= Given text =
========================================

FIG. 1 shows an example corresponding to a 30 degree elevation limitation imposed on certain equipment 0 in the United States in the 6 GHz band. The Equivalent Isotropic Radiated Power (“EIRP”) is limited to 21 dBm above a 30-degree elevation angle from the horizon, while being limited to 36 dBm below 30 degrees (so the radiated power can be 15 dB higher below the 30-degree elevation angle).

Manufacturers are therefore designing radiofrequency devices that generate limited radiated power above a certain elevation angle. This limitation can be obtained in various ways and, for example:

• • by limiting the power transmitted by the amplifier of the radiofrequency device. This limitation is however obtained to the detriment of the overall coverage;
  • by physically distorting the radiation pattern in one direction;
  • by using horizontal directional antennas.

However, these different methods are only effective when the equipment 0 is in its nominal position. A poor positioning of the equipment 0 leads to poor orientation of the “distortion” and therefore regulatory non-compliance and poor coverage.

Indeed, if the equipment 0 in FIG. 1 is not placed flat, its transmission zone within 30 degrees having an EIRP limit of 36 dBm may spill over into the zone limited to an EIRP of 21 dBm. The equipment 0 is then no longer in compliance with the regulations and its coverage is degraded.

Object

An object of the invention is to ensure that a piece of equipment comprising a radiofrequency device remains compatible, whatever its orientation, with power limitation requirements that differ according to the direction.

SUMMARY

In order to achieve this object, a piece of equipment is proposed comprising:

• • a radiofrequency device designed to transmit radiofrequency signals by generating a radiated power which, when the equipment is installed with a nominal orientation, is less than a first predefined power threshold in the direction of a first reference zone and is less than a second predefined power threshold in the direction of a second reference zone, the second predefined power threshold being less than the first predefined power threshold;
  • a measuring device designed to measure at least one quantity representative of a current orientation of the equipment;
  • a processor module designed, if the current orientation of the equipment differs from the nominal orientation and is such that the power radiated in the direction of the second reference zone is likely to exceed the second predefined power threshold, to operate the radiofrequency device in order to limit the power radiated in the direction of the second reference zone and thus ensure that the power radiated in the direction of the second reference zone again becomes less than the second predefined power threshold.

========================================

= Provided records =
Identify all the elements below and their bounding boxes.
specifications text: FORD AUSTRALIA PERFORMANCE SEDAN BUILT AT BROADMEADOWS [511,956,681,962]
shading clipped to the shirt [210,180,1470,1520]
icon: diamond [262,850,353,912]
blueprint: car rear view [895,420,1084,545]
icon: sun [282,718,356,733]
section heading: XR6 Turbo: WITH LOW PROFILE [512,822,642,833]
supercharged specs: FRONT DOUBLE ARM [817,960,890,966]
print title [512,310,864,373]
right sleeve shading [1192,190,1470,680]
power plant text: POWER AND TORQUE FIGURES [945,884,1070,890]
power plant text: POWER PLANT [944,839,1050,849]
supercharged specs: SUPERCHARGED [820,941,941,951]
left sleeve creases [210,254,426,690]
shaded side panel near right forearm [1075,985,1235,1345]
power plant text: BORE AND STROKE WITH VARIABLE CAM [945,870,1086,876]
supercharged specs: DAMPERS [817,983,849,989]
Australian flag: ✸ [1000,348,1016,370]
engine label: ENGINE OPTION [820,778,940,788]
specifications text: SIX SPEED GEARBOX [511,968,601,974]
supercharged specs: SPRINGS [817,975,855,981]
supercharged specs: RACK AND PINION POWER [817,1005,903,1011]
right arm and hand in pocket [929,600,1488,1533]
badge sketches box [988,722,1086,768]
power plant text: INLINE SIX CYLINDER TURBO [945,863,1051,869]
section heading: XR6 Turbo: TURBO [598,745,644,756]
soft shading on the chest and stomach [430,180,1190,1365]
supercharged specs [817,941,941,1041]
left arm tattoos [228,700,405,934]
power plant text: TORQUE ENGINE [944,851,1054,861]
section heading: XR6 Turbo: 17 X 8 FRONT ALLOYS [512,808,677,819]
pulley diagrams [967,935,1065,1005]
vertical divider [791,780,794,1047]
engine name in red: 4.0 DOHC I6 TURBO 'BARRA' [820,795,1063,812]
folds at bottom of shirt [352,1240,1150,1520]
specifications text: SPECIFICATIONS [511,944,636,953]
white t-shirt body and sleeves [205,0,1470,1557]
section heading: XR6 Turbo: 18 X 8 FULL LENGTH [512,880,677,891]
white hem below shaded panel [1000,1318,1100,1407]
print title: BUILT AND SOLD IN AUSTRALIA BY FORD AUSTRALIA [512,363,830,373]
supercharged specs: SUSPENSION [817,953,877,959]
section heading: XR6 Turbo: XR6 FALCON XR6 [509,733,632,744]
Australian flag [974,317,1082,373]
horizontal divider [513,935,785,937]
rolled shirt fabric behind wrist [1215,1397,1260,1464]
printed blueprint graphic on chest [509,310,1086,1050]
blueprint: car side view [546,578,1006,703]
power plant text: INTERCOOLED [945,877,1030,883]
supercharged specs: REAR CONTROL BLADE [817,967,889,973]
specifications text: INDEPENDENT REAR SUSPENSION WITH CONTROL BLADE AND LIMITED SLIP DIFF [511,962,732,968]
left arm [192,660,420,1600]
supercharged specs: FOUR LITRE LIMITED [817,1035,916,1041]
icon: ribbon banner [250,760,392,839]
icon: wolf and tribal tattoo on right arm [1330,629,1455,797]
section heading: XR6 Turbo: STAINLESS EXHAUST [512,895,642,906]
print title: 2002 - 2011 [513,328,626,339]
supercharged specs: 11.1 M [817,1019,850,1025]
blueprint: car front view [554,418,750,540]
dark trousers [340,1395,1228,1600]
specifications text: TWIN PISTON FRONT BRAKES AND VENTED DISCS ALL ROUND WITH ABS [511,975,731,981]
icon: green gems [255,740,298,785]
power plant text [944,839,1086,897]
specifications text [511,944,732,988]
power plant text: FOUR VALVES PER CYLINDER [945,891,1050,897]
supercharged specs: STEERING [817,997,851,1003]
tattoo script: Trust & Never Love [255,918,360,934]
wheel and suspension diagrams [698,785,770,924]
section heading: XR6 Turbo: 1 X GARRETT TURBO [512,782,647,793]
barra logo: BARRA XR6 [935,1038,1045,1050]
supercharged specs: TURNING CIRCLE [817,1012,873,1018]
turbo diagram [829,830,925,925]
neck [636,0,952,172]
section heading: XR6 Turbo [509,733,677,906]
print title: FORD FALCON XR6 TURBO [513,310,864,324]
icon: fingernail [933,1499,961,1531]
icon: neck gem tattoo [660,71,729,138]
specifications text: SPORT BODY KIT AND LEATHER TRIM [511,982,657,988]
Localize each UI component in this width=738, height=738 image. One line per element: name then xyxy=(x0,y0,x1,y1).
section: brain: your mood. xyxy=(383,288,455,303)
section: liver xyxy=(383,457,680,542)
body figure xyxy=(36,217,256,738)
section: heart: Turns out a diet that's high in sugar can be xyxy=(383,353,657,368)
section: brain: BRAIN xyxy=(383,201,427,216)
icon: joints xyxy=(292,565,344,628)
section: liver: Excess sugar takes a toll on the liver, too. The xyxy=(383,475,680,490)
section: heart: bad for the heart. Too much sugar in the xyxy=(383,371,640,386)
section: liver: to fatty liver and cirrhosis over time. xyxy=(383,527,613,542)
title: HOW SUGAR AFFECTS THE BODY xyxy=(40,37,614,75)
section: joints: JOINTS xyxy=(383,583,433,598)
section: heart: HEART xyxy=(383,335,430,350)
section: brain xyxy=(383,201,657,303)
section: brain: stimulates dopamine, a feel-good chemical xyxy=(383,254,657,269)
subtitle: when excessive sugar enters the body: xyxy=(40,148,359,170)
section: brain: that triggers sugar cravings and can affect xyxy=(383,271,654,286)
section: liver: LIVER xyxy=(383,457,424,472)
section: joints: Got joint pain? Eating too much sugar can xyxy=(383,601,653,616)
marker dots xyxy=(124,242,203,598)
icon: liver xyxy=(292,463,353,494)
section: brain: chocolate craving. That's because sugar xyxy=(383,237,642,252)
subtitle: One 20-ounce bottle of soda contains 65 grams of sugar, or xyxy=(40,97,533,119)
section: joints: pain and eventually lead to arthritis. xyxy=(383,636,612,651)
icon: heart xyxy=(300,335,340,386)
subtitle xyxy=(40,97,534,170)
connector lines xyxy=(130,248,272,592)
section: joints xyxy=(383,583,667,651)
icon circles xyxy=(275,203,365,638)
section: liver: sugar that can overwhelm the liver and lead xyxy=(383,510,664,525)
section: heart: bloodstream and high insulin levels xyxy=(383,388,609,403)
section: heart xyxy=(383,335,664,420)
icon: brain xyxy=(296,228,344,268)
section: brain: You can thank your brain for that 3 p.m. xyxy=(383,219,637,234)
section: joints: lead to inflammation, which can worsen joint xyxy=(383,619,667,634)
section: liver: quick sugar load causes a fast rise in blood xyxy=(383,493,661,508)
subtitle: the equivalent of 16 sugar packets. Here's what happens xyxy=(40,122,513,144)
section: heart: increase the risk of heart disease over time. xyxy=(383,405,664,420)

========================================

= Tasks to perform =
(A) In the patent text on radiated power limits, what EIRP limit applies above a 30-degree elevation angle from the horizon?
(B) From the patent text on radiated power limits, extract the stretch from "Indeed, if the" through "to the direction.".
(C) Continue the patent text on radiated power limits from the point where it stops.

= Answers per task =
(A) 21 dBm

(B)
Indeed, if the equipment 0 in FIG. 1 is not placed flat, its transmission zone within 30 degrees having an EIRP limit of 36 dBm may spill over into the zone limited to an EIRP of 21 dBm. The equipment 0 is then no longer in compliance with the regulations and its coverage is degraded.

Object

An object of the invention is to ensure that a piece of equipment comprising a radiofrequency device remains compatible, whatever its orientation, with power limitation requirements that differ according to the direction.

(C)
The processor module therefore acquires the measurements of the quantity or quantities representative of the current orientation of the equipment. If the current orientation is such that the power radiated in the direction of the second reference zone (a vertical cone for example) risks exceeding the second predefined power threshold because of the inclination of the equipment, the processor module limits the power radiated in the direction of this second reference zone. This ensures that the equipment remains compliant with the regulations relating to transmission powers, which differ according to the direction, regardless of the current orientation of the equipment.

In addition, a piece of equipment such as described above is proposed, in which, in order to limit the power radiated in the direction of the second reference zone, the processor module is designed to limit an electrical power of at least one electrical signal applied between terminals of at least one antenna of the radiofrequency device.

Also proposed is a piece of equipment as described above, the radiofrequency device comprising a beam steering system comprising an array of a plurality of antennas, the processor module being designed, to limit the radiated power, to control phases of electrical signals applied between terminals of the antennas of the beam steering system so as to modify a direction of transmission of an electromagnetic beam generated by the beam steering system.

In addition, a piece of equipment such as described above is proposed, the processor module being designed to select, from a predefined table, for all the antennas, phase values associated with the current orientation of the equipment and such that the power radiated in the direction of the second reference zone is less than the second predefined power threshold, and to operate the beam orientation system so that it allocates said phase values to the electrical signals applied to the terminals of the antennas.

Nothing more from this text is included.